__SOURCE EXTRACT__.
Best Practice Tips: Law Practice Continuation Plans

Asked and Answered 

By John W. Olmstead, MBA, Ph.D, CMC

Q. I am a sole practitioner in Peoria, Illinois. My firm is a general practice firm that services clients throughout central Illinois. I have four staff members. I am 58. While I have enjoyed having my own practice for the past 20 years, I am concerned – what if something were to happen to me today or tomorrow? What is my backup plan in the event of short-term illness, disability, death, and even vacations? How would the firm keep operating? Who would take care of the client’s needs? How would my staff be taken care of?

A. Sound practice continuation arrangements can solve this dilemma, preserve practice value, and help prevent a lawyer’s spouse or immediate heirs from facing a hasty sale or disposition of the practice in an emergency. A practice continuation arrangement can also give lawyer practitioners, staff, and families peace of mind.

A practice continuation arrangement is an arrangement, typically in the form of an agreement or contract made between an individual lawyer or a small law firm and another lawyer or law firm. The arrangement describes a course of action to transfer a lawyer’s practice and sets payment for its value. In the event of vacation, temporary or permanent disability, or death, a practice continuation arrangement protects the practice, the business interests of the lawyer or law firm’s clients, and the financial interests of the lawyer.

Approaches

There are different kinds of practice continuation arrangements. Typically, a lawyer enters into a one-on-one agreement with another sole proprietorship, partnership, limited liability company, or professional corporation in the community. Agreements can range from simple “dual coverage for each other” for vacation or other temporary absences to sale of the practice in the event of long-term disability or death.

__WRITTEN INSTRUCTION A__.
From the listing, reproduce the lines between the one holding "tab-all-icon[interactable]: ▦ <box>220 690" and the one holding "2005 184 2023</box>", inclusive.

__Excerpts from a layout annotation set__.
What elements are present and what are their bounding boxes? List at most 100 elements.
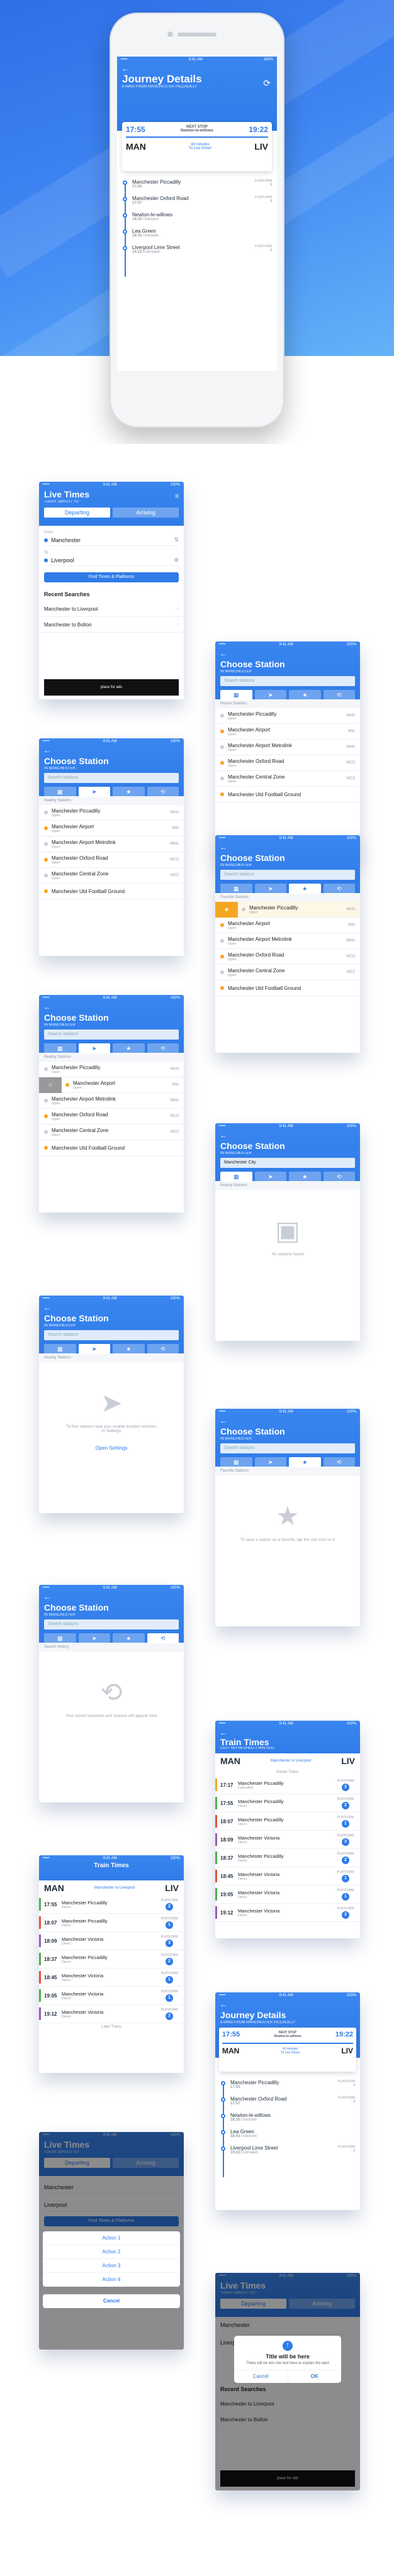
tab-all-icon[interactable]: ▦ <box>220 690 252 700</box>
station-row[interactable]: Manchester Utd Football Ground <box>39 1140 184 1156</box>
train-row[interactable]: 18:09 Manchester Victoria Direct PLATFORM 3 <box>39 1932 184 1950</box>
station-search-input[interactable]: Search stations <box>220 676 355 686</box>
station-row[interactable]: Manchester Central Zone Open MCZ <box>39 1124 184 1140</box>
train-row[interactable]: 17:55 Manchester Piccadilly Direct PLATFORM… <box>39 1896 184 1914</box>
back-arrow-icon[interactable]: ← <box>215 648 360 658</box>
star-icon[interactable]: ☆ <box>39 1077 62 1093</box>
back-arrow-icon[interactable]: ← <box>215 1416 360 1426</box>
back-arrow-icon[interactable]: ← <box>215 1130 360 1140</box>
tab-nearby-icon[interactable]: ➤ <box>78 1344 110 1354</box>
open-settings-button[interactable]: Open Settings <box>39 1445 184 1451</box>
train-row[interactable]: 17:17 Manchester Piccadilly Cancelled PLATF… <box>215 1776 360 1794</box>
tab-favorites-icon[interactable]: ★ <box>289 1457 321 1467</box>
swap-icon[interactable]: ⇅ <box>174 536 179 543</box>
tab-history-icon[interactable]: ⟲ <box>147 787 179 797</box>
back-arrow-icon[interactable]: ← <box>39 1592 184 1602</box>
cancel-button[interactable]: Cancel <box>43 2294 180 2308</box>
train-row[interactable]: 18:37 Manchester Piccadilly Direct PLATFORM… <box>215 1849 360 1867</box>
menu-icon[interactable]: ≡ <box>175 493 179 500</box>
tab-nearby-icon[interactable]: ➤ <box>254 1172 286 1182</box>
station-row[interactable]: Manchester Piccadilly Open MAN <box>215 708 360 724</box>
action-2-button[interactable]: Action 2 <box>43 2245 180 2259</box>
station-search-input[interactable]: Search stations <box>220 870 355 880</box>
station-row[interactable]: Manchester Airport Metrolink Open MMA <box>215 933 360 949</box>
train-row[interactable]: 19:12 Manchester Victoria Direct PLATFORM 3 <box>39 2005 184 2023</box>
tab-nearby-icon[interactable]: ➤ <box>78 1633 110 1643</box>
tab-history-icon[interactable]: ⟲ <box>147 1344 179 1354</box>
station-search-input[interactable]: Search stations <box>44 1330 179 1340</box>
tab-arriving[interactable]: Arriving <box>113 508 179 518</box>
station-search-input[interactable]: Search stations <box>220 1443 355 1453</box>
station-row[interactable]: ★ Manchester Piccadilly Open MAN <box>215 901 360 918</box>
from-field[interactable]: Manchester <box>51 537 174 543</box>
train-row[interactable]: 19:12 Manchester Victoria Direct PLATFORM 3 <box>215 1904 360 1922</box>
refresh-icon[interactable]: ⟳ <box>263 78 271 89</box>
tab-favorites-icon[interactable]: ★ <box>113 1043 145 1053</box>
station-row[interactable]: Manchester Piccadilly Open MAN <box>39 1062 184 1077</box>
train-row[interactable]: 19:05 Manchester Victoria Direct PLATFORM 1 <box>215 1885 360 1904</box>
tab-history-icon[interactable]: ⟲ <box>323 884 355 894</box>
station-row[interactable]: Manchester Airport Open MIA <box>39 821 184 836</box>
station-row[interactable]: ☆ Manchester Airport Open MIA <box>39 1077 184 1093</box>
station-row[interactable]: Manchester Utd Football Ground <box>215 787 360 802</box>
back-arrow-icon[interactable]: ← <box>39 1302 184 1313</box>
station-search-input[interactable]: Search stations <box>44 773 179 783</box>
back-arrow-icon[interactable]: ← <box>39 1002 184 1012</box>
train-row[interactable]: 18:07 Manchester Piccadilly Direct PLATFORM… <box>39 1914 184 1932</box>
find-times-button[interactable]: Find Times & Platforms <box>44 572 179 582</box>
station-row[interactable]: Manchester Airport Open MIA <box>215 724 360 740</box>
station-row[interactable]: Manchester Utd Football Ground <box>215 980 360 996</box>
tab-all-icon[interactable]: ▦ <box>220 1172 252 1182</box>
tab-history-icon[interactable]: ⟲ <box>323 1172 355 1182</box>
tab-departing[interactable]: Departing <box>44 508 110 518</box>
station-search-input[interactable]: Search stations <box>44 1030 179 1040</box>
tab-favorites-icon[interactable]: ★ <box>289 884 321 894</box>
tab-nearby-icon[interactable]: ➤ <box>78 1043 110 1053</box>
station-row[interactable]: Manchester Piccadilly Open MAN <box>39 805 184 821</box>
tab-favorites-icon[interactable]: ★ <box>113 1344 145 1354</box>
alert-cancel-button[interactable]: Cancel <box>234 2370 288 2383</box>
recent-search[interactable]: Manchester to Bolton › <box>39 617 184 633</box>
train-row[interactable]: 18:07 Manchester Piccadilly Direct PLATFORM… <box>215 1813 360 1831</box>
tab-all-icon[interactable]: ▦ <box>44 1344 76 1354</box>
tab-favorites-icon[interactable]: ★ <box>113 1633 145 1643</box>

__WRITTEN INSTRUCTION B__.
Translate this sentence from the practice continuation article into Spanish: "The arrangement describes a course of action to transfer a lawyer’s practice and sets payment for its value."

__TASK SOLUTION A__.
tab-all-icon[interactable]: ▦ <box>220 690 252 700</box>
station-row[interactable]: Manchester Utd Football Ground <box>39 1140 184 1156</box>
train-row[interactable]: 18:09 Manchester Victoria Direct PLATFORM 3 <box>39 1932 184 1950</box>
station-search-input[interactable]: Search stations <box>220 676 355 686</box>
station-row[interactable]: Manchester Central Zone Open MCZ <box>39 1124 184 1140</box>
train-row[interactable]: 17:55 Manchester Piccadilly Direct PLATFORM… <box>39 1896 184 1914</box>
back-arrow-icon[interactable]: ← <box>215 648 360 658</box>
star-icon[interactable]: ☆ <box>39 1077 62 1093</box>
back-arrow-icon[interactable]: ← <box>215 1416 360 1426</box>
back-arrow-icon[interactable]: ← <box>215 1130 360 1140</box>
tab-nearby-icon[interactable]: ➤ <box>78 1344 110 1354</box>
open-settings-button[interactable]: Open Settings <box>39 1445 184 1451</box>
train-row[interactable]: 17:17 Manchester Piccadilly Cancelled PLATF… <box>215 1776 360 1794</box>
tab-favorites-icon[interactable]: ★ <box>289 1457 321 1467</box>
swap-icon[interactable]: ⇅ <box>174 536 179 543</box>
tab-history-icon[interactable]: ⟲ <box>147 787 179 797</box>
back-arrow-icon[interactable]: ← <box>39 1592 184 1602</box>
cancel-button[interactable]: Cancel <box>43 2294 180 2308</box>
train-row[interactable]: 18:37 Manchester Piccadilly Direct PLATFORM… <box>215 1849 360 1867</box>
menu-icon[interactable]: ≡ <box>175 493 179 500</box>
tab-nearby-icon[interactable]: ➤ <box>254 1172 286 1182</box>
station-row[interactable]: Manchester Piccadilly Open MAN <box>215 708 360 724</box>
action-2-button[interactable]: Action 2 <box>43 2245 180 2259</box>
station-search-input[interactable]: Search stations <box>220 870 355 880</box>
station-row[interactable]: Manchester Airport Metrolink Open MMA <box>215 933 360 949</box>
train-row[interactable]: 19:12 Manchester Victoria Direct PLATFORM 3 <box>39 2005 184 2023</box>

__TASK SOLUTION B__.
El acuerdo describe un plan de acción para transferir el despacho de un abogado y fija el pago por su valor.